> Work required
In the data, extract each line that holds the string "didn".

> Extracted data entries

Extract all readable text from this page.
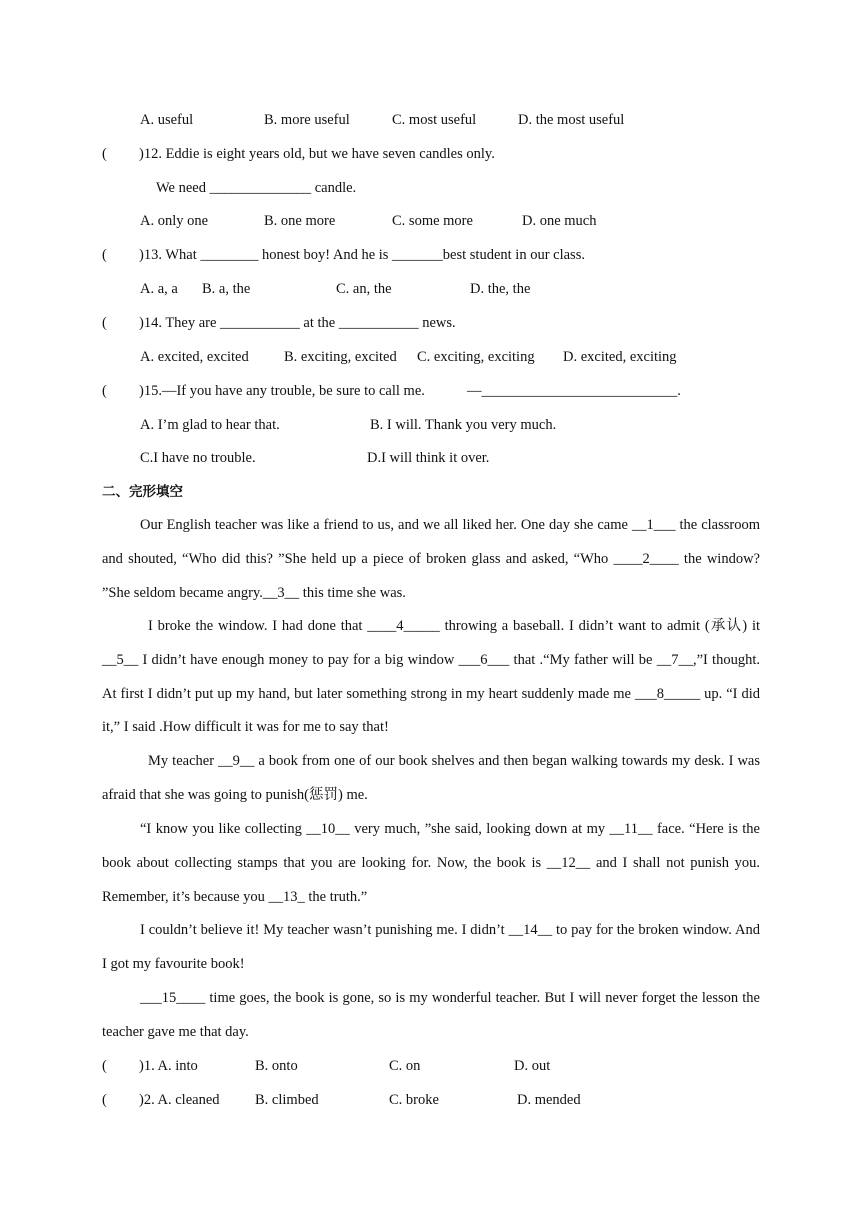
A. useful	B. more useful	C. most useful	D. the most useful
( )12. Eddie is eight years old, but we have seven candles only.
We need ______________ candle.
A. only one	B. one more	C. some more	D. one much
( )13. What ________ honest boy! And he is _______best student in our class.
A. a, a B. a, the	C. an, the	D. the, the
( )14. They are ___________ at the ___________ news.
A. excited, excited B. exciting, excited C. exciting, exciting D. excited, exciting
( )15.—If you have any trouble, be sure to call me.	—___________________________.
A. I’m glad to hear that.	B. I will. Thank you very much.
C.I have no trouble.	D.I will think it over.
二、完形填空
Our English teacher was like a friend to us, and we all liked her. One day she came __1___ the classroom and shouted, “Who did this? ”She held up a piece of broken glass and asked, “Who ____2____ the window? ”She seldom became angry.__3__ this time she was.
I broke the window. I had done that ____4_____ throwing a baseball. I didn’t want to admit (承认) it __5__ I didn’t have enough money to pay for a big window ___6___ that .“My father will be __7__,”I thought. At first I didn’t put up my hand, but later something strong in my heart suddenly made me ___8_____ up. “I did it,” I said .How difficult it was for me to say that!
My teacher __9__ a book from one of our book shelves and then began walking towards my desk. I was afraid that she was going to punish(惩罚) me.
“I know you like collecting __10__ very much, ”she said, looking down at my __11__ face. “Here is the book about collecting stamps that you are looking for. Now, the book is __12__ and I shall not punish you. Remember, it’s because you __13_ the truth.”
I couldn’t believe it! My teacher wasn’t punishing me. I didn’t __14__ to pay for the broken window. And I got my favourite book!
___15____ time goes, the book is gone, so is my wonderful teacher. But I will never forget the lesson the teacher gave me that day.
( )1. A. into	B. onto	C. on	D. out
( )2. A. cleaned B. climbed	C. broke	D. mended
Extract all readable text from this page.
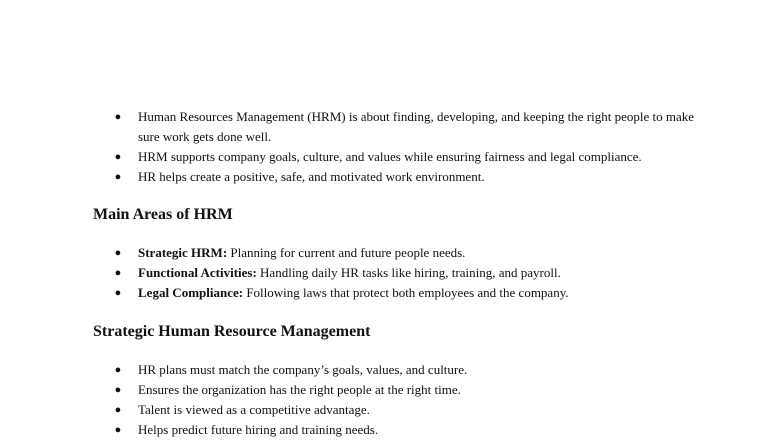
● Human Resources Management (HRM) is about finding, developing, and keeping the right people to make sure work gets done well.
● HRM supports company goals, culture, and values while ensuring fairness and legal compliance.
● HR helps create a positive, safe, and motivated work environment.
Main Areas of HRM
● Strategic HRM: Planning for current and future people needs.
● Functional Activities: Handling daily HR tasks like hiring, training, and payroll.
● Legal Compliance: Following laws that protect both employees and the company.
Strategic Human Resource Management
● HR plans must match the company’s goals, values, and culture.
● Ensures the organization has the right people at the right time.
● Talent is viewed as a competitive advantage.
● Helps predict future hiring and training needs.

> Exercise solution
I broke the window. I had done that ____4_____ throwing a baseball. I didn’t want to admit (承认) it __5__ I didn’t have enough money to pay for a big window ___6___ that .“My father will be __7__,”I thought. At first I didn’t put up my hand, but later something strong in my heart suddenly made me ___8_____ up. “I did it,” I said .How difficult it was for me to say that!
I couldn’t believe it! My teacher wasn’t punishing me. I didn’t __14__ to pay for the broken window. And I got my favourite book!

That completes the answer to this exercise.